### [Work required]
Return the whole listing, keeping every character the same.

::::::::::

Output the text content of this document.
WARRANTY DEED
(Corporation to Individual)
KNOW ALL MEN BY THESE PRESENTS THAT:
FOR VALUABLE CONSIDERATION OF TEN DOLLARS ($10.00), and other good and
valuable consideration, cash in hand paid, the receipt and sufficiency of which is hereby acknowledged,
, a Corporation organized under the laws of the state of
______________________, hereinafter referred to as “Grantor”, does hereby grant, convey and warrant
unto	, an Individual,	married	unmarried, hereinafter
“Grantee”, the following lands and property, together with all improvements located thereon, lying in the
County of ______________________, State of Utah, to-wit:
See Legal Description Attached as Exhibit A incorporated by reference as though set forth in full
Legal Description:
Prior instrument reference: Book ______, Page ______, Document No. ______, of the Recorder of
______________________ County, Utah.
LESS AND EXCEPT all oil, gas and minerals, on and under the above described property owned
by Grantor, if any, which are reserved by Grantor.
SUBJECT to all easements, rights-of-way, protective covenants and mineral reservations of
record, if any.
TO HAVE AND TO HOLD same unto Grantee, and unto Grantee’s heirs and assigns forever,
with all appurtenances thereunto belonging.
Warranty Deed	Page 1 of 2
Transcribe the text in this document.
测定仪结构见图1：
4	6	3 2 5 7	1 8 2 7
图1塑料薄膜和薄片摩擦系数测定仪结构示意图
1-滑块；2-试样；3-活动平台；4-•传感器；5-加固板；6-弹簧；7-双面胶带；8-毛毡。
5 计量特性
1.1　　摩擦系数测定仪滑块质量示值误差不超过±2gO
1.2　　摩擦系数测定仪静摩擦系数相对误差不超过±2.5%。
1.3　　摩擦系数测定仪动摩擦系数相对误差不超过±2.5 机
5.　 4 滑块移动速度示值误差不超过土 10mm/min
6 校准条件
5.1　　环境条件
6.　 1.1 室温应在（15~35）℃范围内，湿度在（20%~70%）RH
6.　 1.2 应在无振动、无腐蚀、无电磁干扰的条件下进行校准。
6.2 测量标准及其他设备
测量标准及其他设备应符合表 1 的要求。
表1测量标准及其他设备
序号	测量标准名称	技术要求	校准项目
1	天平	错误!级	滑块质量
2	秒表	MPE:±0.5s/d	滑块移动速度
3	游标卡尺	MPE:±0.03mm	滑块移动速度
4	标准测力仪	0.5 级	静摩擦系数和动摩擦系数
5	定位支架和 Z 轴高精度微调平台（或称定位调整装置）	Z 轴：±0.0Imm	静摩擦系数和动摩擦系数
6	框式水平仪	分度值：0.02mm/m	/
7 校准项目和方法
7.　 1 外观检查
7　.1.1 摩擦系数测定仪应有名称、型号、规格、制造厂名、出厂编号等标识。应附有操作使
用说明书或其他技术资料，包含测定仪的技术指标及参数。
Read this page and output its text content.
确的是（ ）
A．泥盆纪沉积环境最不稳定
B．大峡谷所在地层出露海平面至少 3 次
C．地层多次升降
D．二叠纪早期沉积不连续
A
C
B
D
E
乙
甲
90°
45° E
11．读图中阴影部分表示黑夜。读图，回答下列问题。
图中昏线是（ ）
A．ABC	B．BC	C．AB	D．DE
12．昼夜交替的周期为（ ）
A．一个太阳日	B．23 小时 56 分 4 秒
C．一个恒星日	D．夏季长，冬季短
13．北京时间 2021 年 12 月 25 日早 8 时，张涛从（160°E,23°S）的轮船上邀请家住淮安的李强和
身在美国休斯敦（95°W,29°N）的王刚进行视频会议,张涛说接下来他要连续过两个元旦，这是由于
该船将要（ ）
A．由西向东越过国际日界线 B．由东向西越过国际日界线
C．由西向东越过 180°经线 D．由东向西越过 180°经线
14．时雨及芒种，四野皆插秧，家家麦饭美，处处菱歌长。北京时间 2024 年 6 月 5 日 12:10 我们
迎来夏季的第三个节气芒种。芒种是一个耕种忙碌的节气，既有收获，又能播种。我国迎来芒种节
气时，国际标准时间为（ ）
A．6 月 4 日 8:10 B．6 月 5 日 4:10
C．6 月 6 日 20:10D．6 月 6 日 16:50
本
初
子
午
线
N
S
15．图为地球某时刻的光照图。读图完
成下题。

::::::::::

### [Answer to the task]
Output the text content of this document.
WARRANTY DEED
(Corporation to Individual)
KNOW ALL MEN BY THESE PRESENTS THAT:
FOR VALUABLE CONSIDERATION OF TEN DOLLARS ($10.00), and other good and
valuable consideration, cash in hand paid, the receipt and sufficiency of which is hereby acknowledged,
, a Corporation organized under the laws of the state of
______________________, hereinafter referred to as “Grantor”, does hereby grant, convey and warrant
unto	, an Individual,	married	unmarried, hereinafter
“Grantee”, the following lands and property, together with all improvements located thereon, lying in the
County of ______________________, State of Utah, to-wit:
See Legal Description Attached as Exhibit A incorporated by reference as though set forth in full
Legal Description:
Prior instrument reference: Book ______, Page ______, Document No. ______, of the Recorder of
______________________ County, Utah.
LESS AND EXCEPT all oil, gas and minerals, on and under the above described property owned
by Grantor, if any, which are reserved by Grantor.
SUBJECT to all easements, rights-of-way, protective covenants and mineral reservations of
record, if any.
TO HAVE AND TO HOLD same unto Grantee, and unto Grantee’s heirs and assigns forever,
with all appurtenances thereunto belonging.
Warranty Deed	Page 1 of 2
Transcribe the text in this document.
测定仪结构见图1：
4	6	3 2 5 7	1 8 2 7
图1塑料薄膜和薄片摩擦系数测定仪结构示意图
1-滑块；2-试样；3-活动平台；4-•传感器；5-加固板；6-弹簧；7-双面胶带；8-毛毡。
5 计量特性
1.1　　摩擦系数测定仪滑块质量示值误差不超过±2gO
1.2　　摩擦系数测定仪静摩擦系数相对误差不超过±2.5%。
1.3　　摩擦系数测定仪动摩擦系数相对误差不超过±2.5 机
5.　 4 滑块移动速度示值误差不超过土 10mm/min
6 校准条件
5.1　　环境条件
6.　 1.1 室温应在（15~35）℃范围内，湿度在（20%~70%）RH
6.　 1.2 应在无振动、无腐蚀、无电磁干扰的条件下进行校准。
6.2 测量标准及其他设备
测量标准及其他设备应符合表 1 的要求。
表1测量标准及其他设备
序号	测量标准名称	技术要求	校准项目
1	天平	错误!级	滑块质量
2	秒表	MPE:±0.5s/d	滑块移动速度
3	游标卡尺	MPE:±0.03mm	滑块移动速度
4	标准测力仪	0.5 级	静摩擦系数和动摩擦系数
5	定位支架和 Z 轴高精度微调平台（或称定位调整装置）	Z 轴：±0.0Imm	静摩擦系数和动摩擦系数
6	框式水平仪	分度值：0.02mm/m	/
7 校准项目和方法
7.　 1 外观检查
7　.1.1 摩擦系数测定仪应有名称、型号、规格、制造厂名、出厂编号等标识。应附有操作使
用说明书或其他技术资料，包含测定仪的技术指标及参数。
Read this page and output its text content.
确的是（ ）
A．泥盆纪沉积环境最不稳定
B．大峡谷所在地层出露海平面至少 3 次
C．地层多次升降
D．二叠纪早期沉积不连续
A
C
B
D
E
乙
甲
90°
45° E
11．读图中阴影部分表示黑夜。读图，回答下列问题。
图中昏线是（ ）
A．ABC	B．BC	C．AB	D．DE
12．昼夜交替的周期为（ ）
A．一个太阳日	B．23 小时 56 分 4 秒
C．一个恒星日	D．夏季长，冬季短
13．北京时间 2021 年 12 月 25 日早 8 时，张涛从（160°E,23°S）的轮船上邀请家住淮安的李强和
身在美国休斯敦（95°W,29°N）的王刚进行视频会议,张涛说接下来他要连续过两个元旦，这是由于
该船将要（ ）
A．由西向东越过国际日界线 B．由东向西越过国际日界线
C．由西向东越过 180°经线 D．由东向西越过 180°经线
14．时雨及芒种，四野皆插秧，家家麦饭美，处处菱歌长。北京时间 2024 年 6 月 5 日 12:10 我们
迎来夏季的第三个节气芒种。芒种是一个耕种忙碌的节气，既有收获，又能播种。我国迎来芒种节
气时，国际标准时间为（ ）
A．6 月 4 日 8:10 B．6 月 5 日 4:10
C．6 月 6 日 20:10D．6 月 6 日 16:50
本
初
子
午
线
N
S
15．图为地球某时刻的光照图。读图完
成下题。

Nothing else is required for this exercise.